OBJECTIVE: Leave out the pictures and repeat every record exactly.

———

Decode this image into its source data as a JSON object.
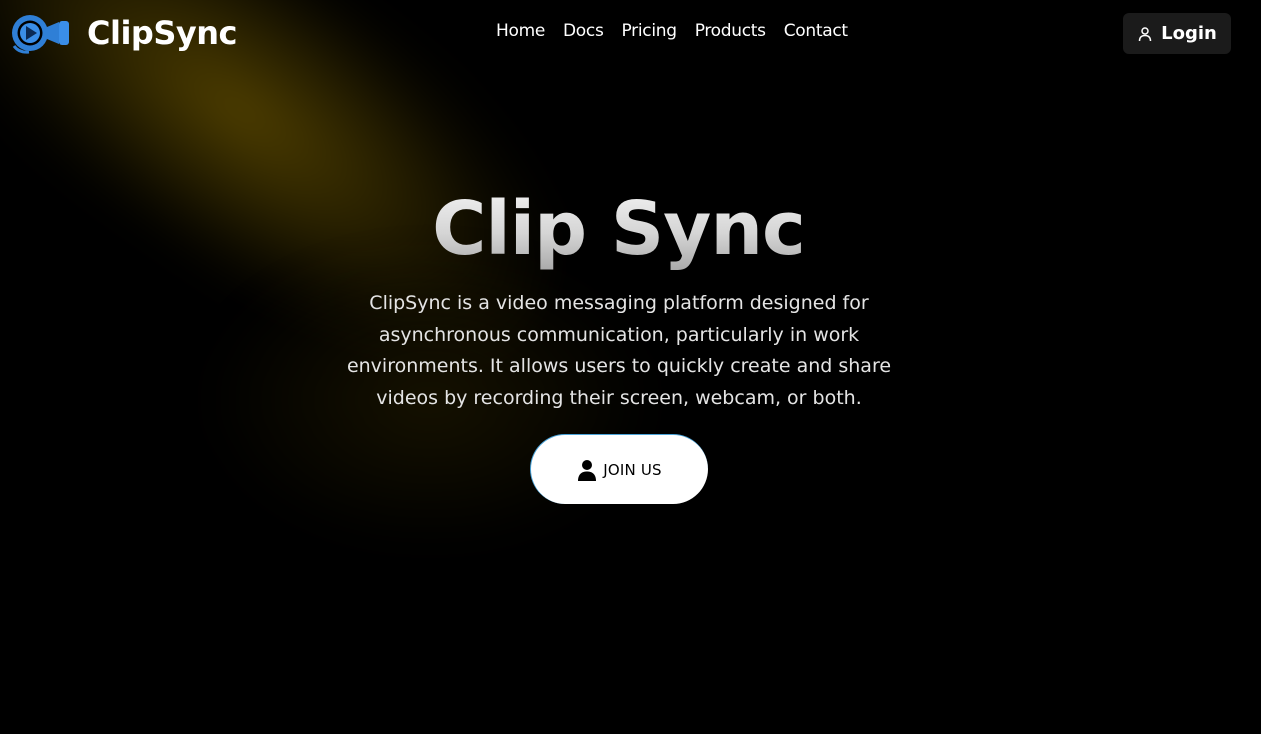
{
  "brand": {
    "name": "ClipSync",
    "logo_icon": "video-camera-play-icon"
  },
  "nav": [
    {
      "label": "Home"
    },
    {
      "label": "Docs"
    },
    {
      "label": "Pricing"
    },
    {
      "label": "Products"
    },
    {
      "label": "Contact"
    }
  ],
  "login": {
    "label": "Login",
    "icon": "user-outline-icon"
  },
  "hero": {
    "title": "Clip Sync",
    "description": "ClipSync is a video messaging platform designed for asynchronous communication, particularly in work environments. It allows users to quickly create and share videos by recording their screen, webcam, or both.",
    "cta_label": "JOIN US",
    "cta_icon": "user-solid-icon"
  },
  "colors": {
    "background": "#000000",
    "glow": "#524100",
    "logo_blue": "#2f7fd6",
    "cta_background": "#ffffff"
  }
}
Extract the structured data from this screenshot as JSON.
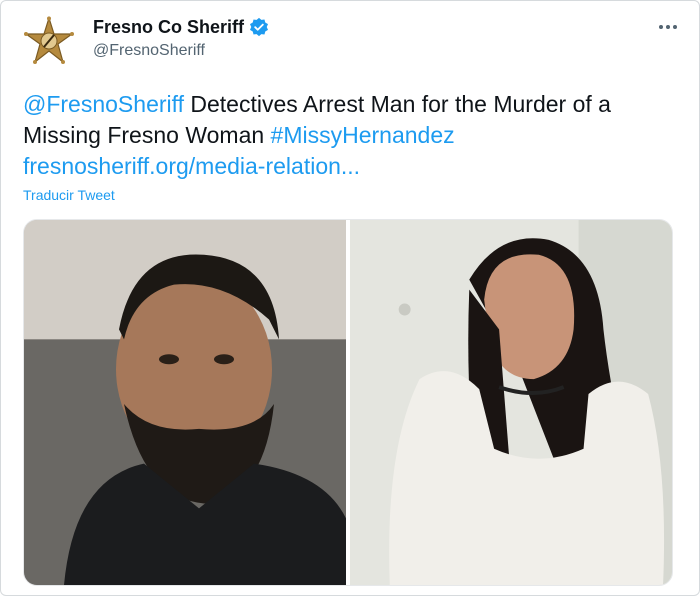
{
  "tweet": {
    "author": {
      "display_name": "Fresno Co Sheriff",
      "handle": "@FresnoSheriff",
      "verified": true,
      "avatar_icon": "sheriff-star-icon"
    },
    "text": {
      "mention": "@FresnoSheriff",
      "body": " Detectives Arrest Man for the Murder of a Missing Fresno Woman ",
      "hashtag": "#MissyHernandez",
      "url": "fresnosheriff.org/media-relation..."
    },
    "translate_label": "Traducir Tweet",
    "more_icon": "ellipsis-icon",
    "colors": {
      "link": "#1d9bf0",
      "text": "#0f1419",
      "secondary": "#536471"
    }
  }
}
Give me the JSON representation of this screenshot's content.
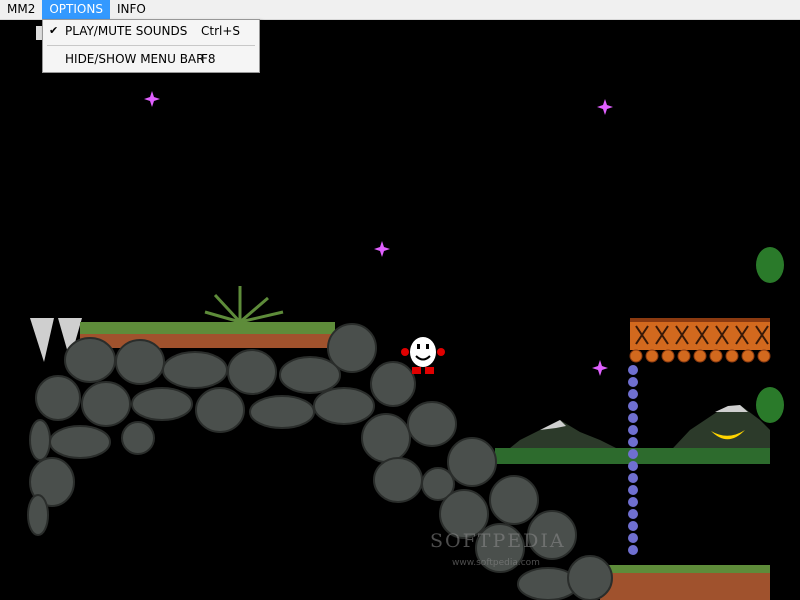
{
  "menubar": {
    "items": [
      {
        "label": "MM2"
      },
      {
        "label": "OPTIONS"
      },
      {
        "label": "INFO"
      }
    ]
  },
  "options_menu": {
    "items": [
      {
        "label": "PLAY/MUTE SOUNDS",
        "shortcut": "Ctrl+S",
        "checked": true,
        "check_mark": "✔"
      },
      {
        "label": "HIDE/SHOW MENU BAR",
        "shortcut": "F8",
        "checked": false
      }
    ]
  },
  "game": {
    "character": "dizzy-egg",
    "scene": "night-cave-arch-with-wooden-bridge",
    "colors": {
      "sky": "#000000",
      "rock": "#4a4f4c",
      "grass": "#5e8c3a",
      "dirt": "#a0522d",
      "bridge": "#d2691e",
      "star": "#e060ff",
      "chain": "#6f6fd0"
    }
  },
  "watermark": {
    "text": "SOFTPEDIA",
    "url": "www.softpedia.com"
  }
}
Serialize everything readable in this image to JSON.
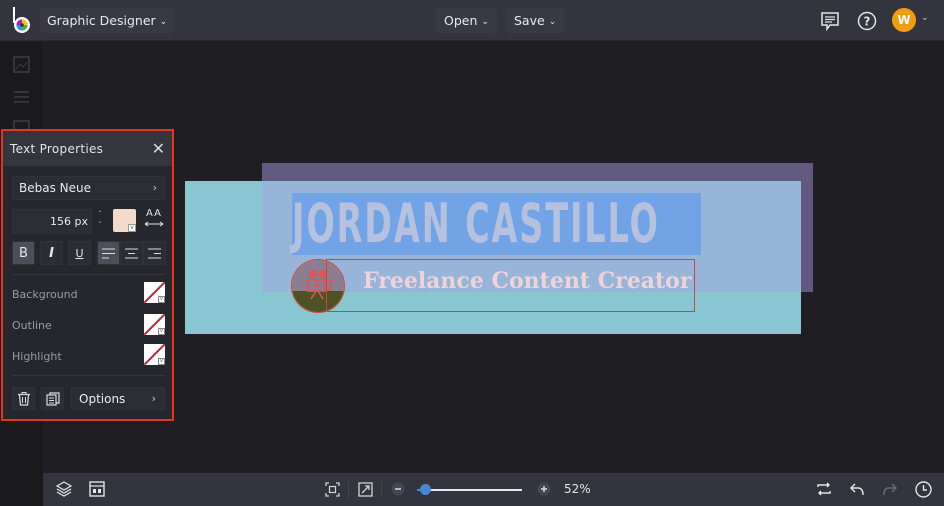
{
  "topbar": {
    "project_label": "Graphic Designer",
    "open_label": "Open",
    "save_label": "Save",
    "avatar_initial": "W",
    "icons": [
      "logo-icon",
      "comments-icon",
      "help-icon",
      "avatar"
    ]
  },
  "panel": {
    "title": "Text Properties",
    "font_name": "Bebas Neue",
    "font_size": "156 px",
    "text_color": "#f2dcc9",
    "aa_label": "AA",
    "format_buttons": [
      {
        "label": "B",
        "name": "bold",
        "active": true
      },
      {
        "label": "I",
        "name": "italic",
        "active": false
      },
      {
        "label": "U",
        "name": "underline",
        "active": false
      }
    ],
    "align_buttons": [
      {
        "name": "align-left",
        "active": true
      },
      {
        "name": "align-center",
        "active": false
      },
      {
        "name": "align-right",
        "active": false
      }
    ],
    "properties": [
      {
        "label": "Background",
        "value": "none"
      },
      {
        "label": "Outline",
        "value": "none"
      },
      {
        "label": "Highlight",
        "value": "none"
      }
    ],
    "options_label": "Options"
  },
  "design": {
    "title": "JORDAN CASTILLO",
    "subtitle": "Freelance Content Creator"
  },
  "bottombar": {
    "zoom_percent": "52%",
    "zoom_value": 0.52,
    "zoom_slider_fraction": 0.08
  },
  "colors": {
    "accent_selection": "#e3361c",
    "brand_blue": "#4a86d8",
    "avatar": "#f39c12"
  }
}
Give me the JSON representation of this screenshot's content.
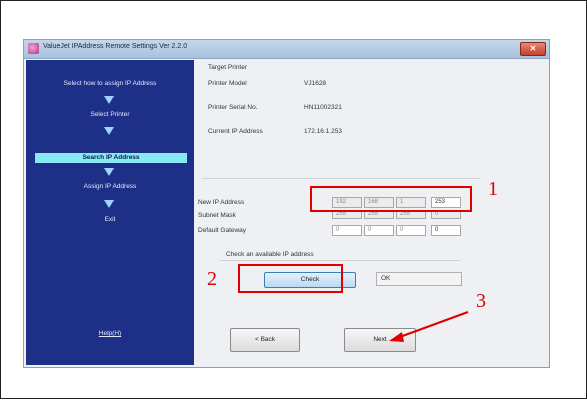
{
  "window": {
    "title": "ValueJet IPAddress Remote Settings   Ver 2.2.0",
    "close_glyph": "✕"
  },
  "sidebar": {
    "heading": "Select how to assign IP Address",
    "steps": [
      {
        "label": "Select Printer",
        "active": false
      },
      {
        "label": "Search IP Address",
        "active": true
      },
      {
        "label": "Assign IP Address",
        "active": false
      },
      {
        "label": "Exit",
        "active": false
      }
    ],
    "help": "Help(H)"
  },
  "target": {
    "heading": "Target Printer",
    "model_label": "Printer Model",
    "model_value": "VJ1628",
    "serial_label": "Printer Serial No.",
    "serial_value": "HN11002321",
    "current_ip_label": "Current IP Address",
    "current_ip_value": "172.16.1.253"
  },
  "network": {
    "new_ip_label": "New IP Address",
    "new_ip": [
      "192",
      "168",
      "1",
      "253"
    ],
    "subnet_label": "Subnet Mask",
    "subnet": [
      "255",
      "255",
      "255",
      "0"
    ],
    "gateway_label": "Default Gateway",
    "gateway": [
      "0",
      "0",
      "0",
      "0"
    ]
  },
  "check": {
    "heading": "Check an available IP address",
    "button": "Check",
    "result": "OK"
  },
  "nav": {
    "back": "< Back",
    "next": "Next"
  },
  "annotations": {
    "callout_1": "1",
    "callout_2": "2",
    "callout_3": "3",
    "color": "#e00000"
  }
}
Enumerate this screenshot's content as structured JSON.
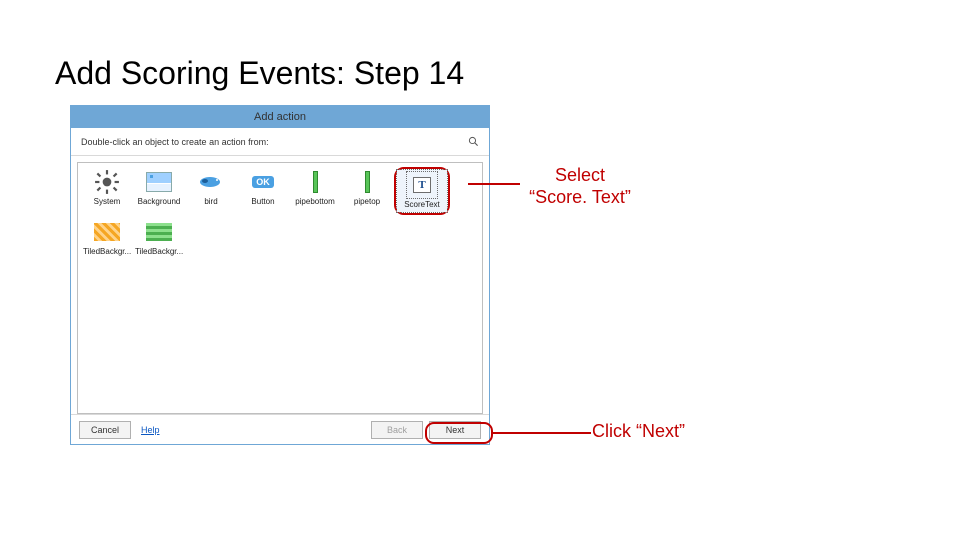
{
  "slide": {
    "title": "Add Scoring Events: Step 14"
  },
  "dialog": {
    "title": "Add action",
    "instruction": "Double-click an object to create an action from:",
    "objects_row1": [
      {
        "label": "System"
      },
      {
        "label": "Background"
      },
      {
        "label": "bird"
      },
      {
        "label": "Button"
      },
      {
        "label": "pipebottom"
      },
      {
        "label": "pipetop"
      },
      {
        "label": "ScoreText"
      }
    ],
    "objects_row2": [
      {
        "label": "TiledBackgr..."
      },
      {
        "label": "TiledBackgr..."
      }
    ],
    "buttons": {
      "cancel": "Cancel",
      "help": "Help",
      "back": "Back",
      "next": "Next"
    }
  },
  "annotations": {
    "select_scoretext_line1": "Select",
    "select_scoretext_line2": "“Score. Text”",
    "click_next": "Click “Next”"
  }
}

———

TASK OUTPUT:
Decode this image into its source data as a JSON object.
{
  "brand": {
    "name": "ClipSync",
    "logo_icon": "video-camera-play-icon"
  },
  "nav": [
    {
      "label": "Home"
    },
    {
      "label": "Docs"
    },
    {
      "label": "Pricing"
    },
    {
      "label": "Products"
    },
    {
      "label": "Contact"
    }
  ],
  "login": {
    "label": "Login",
    "icon": "user-outline-icon"
  },
  "hero": {
    "title": "Clip Sync",
    "description": "ClipSync is a video messaging platform designed for asynchronous communication, particularly in work environments. It allows users to quickly create and share videos by recording their screen, webcam, or both.",
    "cta_label": "JOIN US",
    "cta_icon": "user-solid-icon"
  },
  "colors": {
    "background": "#000000",
    "glow": "#524100",
    "logo_blue": "#2f7fd6",
    "cta_background": "#ffffff"
  }
}
Extract the structured data from this screenshot as JSON.
{
  "tweet": {
    "author": {
      "display_name": "Fresno Co Sheriff",
      "handle": "@FresnoSheriff",
      "verified": true,
      "avatar_icon": "sheriff-star-icon"
    },
    "text": {
      "mention": "@FresnoSheriff",
      "body": " Detectives Arrest Man for the Murder of a Missing Fresno Woman ",
      "hashtag": "#MissyHernandez",
      "url": "fresnosheriff.org/media-relation..."
    },
    "translate_label": "Traducir Tweet",
    "more_icon": "ellipsis-icon",
    "colors": {
      "link": "#1d9bf0",
      "text": "#0f1419",
      "secondary": "#536471"
    }
  }
}
Give me the JSON representation of this screenshot's content.
{
  "menubar": {
    "items": [
      {
        "label": "MM2"
      },
      {
        "label": "OPTIONS"
      },
      {
        "label": "INFO"
      }
    ]
  },
  "options_menu": {
    "items": [
      {
        "label": "PLAY/MUTE SOUNDS",
        "shortcut": "Ctrl+S",
        "checked": true,
        "check_mark": "✔"
      },
      {
        "label": "HIDE/SHOW MENU BAR",
        "shortcut": "F8",
        "checked": false
      }
    ]
  },
  "game": {
    "character": "dizzy-egg",
    "scene": "night-cave-arch-with-wooden-bridge",
    "colors": {
      "sky": "#000000",
      "rock": "#4a4f4c",
      "grass": "#5e8c3a",
      "dirt": "#a0522d",
      "bridge": "#d2691e",
      "star": "#e060ff",
      "chain": "#6f6fd0"
    }
  },
  "watermark": {
    "text": "SOFTPEDIA",
    "url": "www.softpedia.com"
  }
}
Serialize everything readable in this image to JSON.
{
  "topbar": {
    "project_label": "Graphic Designer",
    "open_label": "Open",
    "save_label": "Save",
    "avatar_initial": "W",
    "icons": [
      "logo-icon",
      "comments-icon",
      "help-icon",
      "avatar"
    ]
  },
  "panel": {
    "title": "Text Properties",
    "font_name": "Bebas Neue",
    "font_size": "156 px",
    "text_color": "#f2dcc9",
    "aa_label": "AA",
    "format_buttons": [
      {
        "label": "B",
        "name": "bold",
        "active": true
      },
      {
        "label": "I",
        "name": "italic",
        "active": false
      },
      {
        "label": "U",
        "name": "underline",
        "active": false
      }
    ],
    "align_buttons": [
      {
        "name": "align-left",
        "active": true
      },
      {
        "name": "align-center",
        "active": false
      },
      {
        "name": "align-right",
        "active": false
      }
    ],
    "properties": [
      {
        "label": "Background",
        "value": "none"
      },
      {
        "label": "Outline",
        "value": "none"
      },
      {
        "label": "Highlight",
        "value": "none"
      }
    ],
    "options_label": "Options"
  },
  "design": {
    "title": "JORDAN CASTILLO",
    "subtitle": "Freelance Content Creator"
  },
  "bottombar": {
    "zoom_percent": "52%",
    "zoom_value": 0.52,
    "zoom_slider_fraction": 0.08
  },
  "colors": {
    "accent_selection": "#e3361c",
    "brand_blue": "#4a86d8",
    "avatar": "#f39c12"
  }
}
Give me the JSON representation of this screenshot's content.
{
  "window": {
    "title": "ValueJet IPAddress Remote Settings   Ver 2.2.0",
    "close_glyph": "✕"
  },
  "sidebar": {
    "heading": "Select how to assign IP Address",
    "steps": [
      {
        "label": "Select Printer",
        "active": false
      },
      {
        "label": "Search IP Address",
        "active": true
      },
      {
        "label": "Assign IP Address",
        "active": false
      },
      {
        "label": "Exit",
        "active": false
      }
    ],
    "help": "Help(H)"
  },
  "target": {
    "heading": "Target Printer",
    "model_label": "Printer Model",
    "model_value": "VJ1628",
    "serial_label": "Printer Serial No.",
    "serial_value": "HN11002321",
    "current_ip_label": "Current IP Address",
    "current_ip_value": "172.16.1.253"
  },
  "network": {
    "new_ip_label": "New IP Address",
    "new_ip": [
      "192",
      "168",
      "1",
      "253"
    ],
    "subnet_label": "Subnet Mask",
    "subnet": [
      "255",
      "255",
      "255",
      "0"
    ],
    "gateway_label": "Default Gateway",
    "gateway": [
      "0",
      "0",
      "0",
      "0"
    ]
  },
  "check": {
    "heading": "Check an available IP address",
    "button": "Check",
    "result": "OK"
  },
  "nav": {
    "back": "< Back",
    "next": "Next"
  },
  "annotations": {
    "callout_1": "1",
    "callout_2": "2",
    "callout_3": "3",
    "color": "#e00000"
  }
}
Enumerate this screenshot's content as structured JSON.
{
  "slide": {
    "title": "Add Scoring Events: Step 14"
  },
  "dialog": {
    "title": "Add action",
    "instruction": "Double-click an object to create an action from:",
    "objects_row1": [
      {
        "label": "System"
      },
      {
        "label": "Background"
      },
      {
        "label": "bird"
      },
      {
        "label": "Button"
      },
      {
        "label": "pipebottom"
      },
      {
        "label": "pipetop"
      },
      {
        "label": "ScoreText"
      }
    ],
    "objects_row2": [
      {
        "label": "TiledBackgr..."
      },
      {
        "label": "TiledBackgr..."
      }
    ],
    "buttons": {
      "cancel": "Cancel",
      "help": "Help",
      "back": "Back",
      "next": "Next"
    }
  },
  "annotations": {
    "select_scoretext_line1": "Select",
    "select_scoretext_line2": "“Score. Text”",
    "click_next": "Click “Next”"
  }
}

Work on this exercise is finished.